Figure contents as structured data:
** Start **
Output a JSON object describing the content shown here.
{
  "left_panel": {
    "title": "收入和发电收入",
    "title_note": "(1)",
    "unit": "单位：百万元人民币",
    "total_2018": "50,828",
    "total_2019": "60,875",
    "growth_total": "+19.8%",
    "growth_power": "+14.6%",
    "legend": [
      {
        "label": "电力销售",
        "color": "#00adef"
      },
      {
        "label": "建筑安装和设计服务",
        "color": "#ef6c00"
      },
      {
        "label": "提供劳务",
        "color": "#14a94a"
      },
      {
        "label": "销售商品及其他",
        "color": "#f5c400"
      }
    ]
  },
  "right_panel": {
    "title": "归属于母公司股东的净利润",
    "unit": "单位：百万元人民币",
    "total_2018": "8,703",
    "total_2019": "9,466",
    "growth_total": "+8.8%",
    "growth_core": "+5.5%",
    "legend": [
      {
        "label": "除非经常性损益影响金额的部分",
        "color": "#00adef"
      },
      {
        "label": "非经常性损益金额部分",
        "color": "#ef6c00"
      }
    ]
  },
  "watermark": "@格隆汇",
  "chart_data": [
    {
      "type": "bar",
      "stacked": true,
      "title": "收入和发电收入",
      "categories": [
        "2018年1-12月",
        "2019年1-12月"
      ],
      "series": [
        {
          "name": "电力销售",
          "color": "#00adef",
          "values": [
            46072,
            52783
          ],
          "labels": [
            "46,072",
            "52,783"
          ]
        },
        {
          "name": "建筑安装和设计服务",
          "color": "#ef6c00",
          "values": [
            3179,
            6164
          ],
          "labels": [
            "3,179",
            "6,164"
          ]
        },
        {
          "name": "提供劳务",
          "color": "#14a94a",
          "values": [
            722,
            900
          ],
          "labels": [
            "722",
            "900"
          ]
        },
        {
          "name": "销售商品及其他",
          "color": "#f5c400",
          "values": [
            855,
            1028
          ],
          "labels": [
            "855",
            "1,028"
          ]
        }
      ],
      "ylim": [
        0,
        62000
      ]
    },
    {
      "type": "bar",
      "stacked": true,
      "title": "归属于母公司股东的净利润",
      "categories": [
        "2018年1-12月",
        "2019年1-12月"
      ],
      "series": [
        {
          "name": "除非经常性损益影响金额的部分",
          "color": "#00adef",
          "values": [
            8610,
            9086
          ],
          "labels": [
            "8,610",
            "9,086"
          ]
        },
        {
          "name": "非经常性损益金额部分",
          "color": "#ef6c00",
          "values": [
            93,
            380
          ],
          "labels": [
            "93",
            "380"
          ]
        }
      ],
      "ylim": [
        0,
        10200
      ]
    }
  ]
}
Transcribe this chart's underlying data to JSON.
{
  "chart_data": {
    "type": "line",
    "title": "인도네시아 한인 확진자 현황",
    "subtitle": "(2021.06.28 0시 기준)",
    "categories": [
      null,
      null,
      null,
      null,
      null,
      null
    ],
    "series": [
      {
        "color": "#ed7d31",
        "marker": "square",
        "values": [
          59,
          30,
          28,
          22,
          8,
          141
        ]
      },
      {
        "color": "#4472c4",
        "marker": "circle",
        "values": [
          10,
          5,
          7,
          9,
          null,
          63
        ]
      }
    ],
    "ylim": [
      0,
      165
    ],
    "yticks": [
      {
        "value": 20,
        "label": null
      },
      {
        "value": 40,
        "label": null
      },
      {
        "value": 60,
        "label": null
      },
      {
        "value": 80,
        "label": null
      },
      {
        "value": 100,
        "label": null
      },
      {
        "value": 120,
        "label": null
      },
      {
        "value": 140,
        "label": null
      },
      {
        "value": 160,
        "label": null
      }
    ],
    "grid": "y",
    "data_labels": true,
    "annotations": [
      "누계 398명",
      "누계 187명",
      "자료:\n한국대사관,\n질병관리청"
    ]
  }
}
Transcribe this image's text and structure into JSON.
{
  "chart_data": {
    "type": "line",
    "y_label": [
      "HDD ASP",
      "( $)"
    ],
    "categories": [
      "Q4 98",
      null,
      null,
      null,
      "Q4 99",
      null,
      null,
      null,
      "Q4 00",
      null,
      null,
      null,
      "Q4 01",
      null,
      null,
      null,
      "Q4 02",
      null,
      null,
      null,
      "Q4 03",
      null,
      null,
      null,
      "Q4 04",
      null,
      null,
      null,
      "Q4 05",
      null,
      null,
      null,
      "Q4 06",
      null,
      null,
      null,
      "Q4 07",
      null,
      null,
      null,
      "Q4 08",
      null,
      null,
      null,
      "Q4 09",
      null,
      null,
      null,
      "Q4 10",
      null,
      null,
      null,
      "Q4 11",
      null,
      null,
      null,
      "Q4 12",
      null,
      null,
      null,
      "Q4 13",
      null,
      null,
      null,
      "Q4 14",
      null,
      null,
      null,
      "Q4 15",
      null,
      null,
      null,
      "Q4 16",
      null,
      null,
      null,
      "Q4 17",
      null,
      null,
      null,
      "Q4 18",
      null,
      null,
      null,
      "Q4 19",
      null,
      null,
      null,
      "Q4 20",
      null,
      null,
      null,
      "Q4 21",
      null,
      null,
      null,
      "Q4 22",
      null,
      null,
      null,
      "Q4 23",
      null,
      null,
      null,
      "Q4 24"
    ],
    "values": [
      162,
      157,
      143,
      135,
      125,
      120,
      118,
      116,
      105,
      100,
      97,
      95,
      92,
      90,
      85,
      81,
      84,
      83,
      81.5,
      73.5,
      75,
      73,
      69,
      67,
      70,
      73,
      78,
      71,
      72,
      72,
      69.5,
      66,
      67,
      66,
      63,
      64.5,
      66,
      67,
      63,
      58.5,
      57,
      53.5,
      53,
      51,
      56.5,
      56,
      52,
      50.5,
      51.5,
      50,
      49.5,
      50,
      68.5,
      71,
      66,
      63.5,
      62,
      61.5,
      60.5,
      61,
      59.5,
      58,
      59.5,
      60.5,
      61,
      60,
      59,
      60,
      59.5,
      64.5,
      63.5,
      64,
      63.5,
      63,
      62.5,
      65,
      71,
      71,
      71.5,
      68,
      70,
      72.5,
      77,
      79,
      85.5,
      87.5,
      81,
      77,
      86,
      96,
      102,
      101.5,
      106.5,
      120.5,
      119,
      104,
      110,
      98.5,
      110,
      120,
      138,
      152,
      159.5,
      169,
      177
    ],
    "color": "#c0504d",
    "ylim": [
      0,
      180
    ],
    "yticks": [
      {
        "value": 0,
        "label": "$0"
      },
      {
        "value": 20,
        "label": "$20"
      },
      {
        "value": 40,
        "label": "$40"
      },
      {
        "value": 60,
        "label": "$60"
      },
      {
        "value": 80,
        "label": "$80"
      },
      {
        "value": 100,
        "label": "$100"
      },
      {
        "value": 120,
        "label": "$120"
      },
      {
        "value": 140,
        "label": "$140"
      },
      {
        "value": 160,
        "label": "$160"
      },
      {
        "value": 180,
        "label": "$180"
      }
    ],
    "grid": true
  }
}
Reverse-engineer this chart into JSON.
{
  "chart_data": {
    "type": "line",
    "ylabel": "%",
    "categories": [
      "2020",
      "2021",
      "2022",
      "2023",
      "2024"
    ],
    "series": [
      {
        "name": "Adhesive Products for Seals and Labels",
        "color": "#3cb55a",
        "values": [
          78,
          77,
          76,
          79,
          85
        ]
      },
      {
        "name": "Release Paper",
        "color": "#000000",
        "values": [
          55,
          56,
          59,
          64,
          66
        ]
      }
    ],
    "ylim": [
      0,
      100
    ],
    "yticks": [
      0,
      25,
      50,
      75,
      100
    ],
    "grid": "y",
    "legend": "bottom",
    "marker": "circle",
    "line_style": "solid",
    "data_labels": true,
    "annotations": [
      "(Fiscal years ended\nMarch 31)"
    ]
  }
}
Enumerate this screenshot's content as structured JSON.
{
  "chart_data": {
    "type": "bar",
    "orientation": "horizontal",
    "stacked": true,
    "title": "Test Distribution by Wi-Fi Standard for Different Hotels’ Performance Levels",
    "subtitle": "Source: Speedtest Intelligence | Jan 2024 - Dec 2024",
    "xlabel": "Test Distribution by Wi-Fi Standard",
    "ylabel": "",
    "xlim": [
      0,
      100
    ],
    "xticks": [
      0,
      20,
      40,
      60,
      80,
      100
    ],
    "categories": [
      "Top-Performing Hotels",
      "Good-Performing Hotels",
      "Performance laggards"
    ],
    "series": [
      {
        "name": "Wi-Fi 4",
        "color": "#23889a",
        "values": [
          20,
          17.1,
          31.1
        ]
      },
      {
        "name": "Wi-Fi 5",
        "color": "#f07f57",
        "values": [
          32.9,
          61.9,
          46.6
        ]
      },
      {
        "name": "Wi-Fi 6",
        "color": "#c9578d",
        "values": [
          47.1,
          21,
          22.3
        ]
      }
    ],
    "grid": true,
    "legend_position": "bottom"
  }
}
** End **
▶ TASK DIRECTIONS
Select every line in the records above that contains the word "归属于母公司股东的净利润".

▶ WRITTEN REPLY
    "title": "归属于母公司股东的净利润",
      "title": "归属于母公司股东的净利润",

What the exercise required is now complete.